● Task brief:
For every line in the data below that contains "north", copy the line.

● Records:
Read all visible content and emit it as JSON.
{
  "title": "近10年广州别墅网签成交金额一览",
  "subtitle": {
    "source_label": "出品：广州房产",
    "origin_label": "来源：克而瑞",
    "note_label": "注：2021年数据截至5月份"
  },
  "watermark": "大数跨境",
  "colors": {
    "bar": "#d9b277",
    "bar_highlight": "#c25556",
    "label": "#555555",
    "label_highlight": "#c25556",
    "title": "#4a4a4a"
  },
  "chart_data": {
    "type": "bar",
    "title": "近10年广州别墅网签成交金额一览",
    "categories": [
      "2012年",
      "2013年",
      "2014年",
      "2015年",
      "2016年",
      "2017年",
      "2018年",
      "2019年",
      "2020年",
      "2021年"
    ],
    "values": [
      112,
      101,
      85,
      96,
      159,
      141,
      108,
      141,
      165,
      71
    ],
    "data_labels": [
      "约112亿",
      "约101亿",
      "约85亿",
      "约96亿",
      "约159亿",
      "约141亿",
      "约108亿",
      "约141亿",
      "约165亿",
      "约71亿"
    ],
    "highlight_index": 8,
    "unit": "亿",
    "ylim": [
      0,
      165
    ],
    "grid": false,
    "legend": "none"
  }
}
--
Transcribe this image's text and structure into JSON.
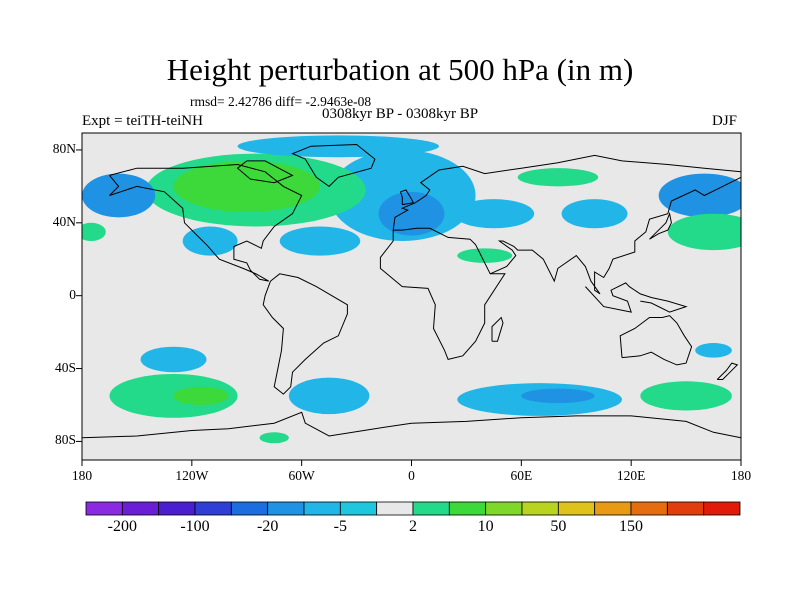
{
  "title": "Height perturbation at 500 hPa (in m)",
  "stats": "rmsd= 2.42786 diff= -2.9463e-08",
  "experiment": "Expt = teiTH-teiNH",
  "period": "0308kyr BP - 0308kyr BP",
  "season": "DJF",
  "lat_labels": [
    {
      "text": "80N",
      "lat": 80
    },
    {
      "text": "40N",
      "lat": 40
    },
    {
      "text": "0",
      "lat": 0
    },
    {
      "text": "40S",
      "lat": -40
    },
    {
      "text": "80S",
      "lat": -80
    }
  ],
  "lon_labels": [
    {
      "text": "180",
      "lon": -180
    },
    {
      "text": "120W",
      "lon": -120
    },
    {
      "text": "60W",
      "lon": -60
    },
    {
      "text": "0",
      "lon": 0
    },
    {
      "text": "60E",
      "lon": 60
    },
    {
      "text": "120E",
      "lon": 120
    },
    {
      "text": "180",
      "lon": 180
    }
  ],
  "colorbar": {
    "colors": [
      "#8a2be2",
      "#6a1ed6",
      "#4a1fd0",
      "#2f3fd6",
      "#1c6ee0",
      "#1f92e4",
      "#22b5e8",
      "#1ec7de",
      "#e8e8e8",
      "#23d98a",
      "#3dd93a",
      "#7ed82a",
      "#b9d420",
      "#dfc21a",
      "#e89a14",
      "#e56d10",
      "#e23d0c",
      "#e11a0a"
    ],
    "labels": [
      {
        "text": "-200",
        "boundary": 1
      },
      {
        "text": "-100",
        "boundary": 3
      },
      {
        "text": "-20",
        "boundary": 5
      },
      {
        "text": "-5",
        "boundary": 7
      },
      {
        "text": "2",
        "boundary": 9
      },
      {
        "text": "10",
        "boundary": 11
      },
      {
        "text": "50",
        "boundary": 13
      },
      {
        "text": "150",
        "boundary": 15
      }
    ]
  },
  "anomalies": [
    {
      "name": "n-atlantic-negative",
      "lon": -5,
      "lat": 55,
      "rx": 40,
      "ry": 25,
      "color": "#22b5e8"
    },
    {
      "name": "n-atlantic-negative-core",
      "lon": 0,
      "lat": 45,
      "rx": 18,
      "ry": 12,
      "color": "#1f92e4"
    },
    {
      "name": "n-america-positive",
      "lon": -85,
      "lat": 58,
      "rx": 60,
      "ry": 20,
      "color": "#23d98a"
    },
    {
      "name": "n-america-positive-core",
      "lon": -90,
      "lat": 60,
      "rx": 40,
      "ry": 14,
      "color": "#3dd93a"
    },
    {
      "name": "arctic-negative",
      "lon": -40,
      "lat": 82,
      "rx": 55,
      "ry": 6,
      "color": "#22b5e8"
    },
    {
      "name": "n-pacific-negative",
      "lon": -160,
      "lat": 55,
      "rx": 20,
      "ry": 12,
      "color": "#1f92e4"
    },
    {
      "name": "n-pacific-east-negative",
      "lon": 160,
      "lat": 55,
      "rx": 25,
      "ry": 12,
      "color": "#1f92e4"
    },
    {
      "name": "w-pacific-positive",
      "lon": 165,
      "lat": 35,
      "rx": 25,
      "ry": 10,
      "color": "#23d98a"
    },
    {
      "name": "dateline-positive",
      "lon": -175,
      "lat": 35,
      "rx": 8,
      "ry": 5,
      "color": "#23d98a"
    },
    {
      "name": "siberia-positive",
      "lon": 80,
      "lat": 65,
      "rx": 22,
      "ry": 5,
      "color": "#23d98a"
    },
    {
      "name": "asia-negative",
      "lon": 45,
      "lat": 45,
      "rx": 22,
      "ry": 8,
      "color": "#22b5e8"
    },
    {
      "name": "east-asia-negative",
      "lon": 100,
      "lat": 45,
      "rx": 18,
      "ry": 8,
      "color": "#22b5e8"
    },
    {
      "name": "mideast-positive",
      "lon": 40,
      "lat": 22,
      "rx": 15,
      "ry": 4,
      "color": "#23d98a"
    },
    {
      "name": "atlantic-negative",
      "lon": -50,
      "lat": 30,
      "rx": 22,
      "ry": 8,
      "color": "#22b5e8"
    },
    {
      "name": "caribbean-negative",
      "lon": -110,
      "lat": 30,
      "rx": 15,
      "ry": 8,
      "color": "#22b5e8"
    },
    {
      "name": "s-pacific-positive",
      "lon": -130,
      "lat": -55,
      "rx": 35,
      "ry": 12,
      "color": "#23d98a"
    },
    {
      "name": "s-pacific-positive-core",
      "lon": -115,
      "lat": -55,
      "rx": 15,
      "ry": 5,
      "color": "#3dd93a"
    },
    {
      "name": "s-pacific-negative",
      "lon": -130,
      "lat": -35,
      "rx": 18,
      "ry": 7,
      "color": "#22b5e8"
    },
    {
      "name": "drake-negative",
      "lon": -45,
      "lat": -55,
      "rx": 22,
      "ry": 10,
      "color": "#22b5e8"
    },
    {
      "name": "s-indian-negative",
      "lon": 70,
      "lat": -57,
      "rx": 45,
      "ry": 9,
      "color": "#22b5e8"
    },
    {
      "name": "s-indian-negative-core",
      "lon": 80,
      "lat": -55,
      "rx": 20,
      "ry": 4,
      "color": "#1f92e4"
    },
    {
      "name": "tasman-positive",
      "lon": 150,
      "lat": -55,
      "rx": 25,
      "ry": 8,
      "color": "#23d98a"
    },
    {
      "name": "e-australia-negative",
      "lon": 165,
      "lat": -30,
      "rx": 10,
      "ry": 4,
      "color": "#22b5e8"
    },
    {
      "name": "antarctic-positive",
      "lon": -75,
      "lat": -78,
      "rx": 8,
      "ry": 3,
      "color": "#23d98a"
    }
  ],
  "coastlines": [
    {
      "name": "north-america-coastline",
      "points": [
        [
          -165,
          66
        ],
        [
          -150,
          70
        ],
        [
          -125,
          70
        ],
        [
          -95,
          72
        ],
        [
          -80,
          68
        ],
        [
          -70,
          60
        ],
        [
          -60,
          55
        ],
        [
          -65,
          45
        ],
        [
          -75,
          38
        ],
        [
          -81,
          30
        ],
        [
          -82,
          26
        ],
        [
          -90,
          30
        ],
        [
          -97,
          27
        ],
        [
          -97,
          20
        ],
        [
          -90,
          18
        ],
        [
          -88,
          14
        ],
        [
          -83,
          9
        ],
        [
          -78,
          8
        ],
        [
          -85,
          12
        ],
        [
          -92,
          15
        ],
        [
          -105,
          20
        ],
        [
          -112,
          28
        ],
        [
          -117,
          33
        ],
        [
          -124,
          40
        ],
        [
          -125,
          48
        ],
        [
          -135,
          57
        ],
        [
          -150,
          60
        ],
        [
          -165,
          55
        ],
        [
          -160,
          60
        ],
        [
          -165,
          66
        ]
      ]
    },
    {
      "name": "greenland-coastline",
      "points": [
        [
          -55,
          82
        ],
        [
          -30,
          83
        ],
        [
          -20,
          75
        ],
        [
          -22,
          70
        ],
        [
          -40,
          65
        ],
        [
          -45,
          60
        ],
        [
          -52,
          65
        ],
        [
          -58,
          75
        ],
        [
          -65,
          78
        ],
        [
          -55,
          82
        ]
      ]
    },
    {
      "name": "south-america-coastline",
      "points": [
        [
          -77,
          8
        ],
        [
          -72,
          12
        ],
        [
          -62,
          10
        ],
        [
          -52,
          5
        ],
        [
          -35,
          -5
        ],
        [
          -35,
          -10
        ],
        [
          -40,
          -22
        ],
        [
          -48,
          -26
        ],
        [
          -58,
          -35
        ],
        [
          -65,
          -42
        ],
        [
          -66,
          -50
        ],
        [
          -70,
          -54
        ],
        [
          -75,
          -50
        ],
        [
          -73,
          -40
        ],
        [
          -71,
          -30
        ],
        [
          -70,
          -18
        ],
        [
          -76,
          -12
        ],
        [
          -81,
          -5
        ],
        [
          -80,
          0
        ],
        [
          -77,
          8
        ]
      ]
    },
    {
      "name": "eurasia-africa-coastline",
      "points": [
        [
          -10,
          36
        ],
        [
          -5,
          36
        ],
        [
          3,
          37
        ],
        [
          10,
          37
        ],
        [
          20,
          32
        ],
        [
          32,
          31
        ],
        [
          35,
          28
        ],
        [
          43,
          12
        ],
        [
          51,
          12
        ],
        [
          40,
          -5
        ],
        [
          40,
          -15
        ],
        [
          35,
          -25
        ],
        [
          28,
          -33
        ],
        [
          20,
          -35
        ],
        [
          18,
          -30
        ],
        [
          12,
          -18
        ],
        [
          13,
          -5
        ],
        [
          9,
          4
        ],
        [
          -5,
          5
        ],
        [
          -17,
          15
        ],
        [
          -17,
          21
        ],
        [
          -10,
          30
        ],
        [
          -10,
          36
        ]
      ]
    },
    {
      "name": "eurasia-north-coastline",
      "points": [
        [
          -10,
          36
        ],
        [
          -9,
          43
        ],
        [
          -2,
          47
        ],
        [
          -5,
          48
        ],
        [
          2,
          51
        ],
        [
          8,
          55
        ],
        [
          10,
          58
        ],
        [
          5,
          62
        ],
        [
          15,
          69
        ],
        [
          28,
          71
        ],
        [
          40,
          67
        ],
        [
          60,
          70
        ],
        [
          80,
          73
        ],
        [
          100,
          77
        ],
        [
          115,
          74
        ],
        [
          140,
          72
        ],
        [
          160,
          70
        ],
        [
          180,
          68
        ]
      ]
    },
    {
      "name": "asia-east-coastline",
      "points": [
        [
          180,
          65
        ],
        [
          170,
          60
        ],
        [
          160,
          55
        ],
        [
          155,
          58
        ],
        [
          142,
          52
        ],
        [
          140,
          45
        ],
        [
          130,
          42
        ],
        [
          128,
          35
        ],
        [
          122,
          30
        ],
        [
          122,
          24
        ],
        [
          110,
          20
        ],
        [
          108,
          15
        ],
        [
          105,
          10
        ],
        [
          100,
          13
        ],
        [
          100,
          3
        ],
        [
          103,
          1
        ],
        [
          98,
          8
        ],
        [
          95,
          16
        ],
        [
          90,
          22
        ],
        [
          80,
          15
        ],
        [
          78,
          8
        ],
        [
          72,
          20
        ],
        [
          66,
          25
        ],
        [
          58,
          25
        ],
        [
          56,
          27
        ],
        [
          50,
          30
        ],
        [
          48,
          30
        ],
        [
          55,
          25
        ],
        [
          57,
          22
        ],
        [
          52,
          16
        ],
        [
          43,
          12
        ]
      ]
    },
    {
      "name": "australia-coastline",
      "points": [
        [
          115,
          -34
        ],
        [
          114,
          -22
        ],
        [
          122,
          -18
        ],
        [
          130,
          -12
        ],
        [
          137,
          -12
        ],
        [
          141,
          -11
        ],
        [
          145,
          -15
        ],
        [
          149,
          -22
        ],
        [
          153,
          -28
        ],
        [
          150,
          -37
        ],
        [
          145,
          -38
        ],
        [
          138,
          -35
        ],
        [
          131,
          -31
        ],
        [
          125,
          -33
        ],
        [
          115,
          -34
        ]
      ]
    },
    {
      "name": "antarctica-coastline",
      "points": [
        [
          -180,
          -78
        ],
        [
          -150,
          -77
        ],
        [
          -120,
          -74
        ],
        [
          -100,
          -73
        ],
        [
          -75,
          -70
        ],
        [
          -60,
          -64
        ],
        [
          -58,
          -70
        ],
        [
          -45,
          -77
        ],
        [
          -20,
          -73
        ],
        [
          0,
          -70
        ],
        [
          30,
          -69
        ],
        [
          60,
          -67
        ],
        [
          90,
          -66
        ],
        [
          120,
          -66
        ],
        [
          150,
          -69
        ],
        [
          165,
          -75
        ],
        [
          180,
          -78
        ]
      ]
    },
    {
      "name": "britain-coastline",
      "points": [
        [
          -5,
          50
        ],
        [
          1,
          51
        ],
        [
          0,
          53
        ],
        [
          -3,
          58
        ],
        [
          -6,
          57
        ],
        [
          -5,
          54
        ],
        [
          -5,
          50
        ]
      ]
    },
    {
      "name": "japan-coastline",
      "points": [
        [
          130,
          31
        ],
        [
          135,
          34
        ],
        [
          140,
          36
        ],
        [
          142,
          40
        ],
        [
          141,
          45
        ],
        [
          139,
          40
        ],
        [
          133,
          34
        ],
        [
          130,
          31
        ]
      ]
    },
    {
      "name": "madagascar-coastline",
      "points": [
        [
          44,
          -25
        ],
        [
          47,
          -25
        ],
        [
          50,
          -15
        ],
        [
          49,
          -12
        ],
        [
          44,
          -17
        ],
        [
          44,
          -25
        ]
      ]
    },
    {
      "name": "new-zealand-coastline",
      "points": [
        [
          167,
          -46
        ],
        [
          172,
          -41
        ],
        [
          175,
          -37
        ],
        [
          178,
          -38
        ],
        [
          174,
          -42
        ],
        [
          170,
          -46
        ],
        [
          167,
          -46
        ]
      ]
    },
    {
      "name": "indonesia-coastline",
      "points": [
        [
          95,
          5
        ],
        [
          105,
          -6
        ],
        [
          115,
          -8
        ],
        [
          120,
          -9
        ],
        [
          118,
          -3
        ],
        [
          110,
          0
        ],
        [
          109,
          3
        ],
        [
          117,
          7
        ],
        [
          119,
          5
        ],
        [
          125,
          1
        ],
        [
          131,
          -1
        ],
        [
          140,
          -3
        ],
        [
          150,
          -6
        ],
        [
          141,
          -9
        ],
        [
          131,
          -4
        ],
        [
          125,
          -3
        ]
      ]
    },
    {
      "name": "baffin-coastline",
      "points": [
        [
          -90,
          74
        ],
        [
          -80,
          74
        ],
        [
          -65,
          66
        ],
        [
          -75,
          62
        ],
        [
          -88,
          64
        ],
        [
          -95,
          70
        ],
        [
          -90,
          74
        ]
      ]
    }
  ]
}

● Solution to this task:
      "name": "north-america-coastline",
      "name": "eurasia-north-coastline",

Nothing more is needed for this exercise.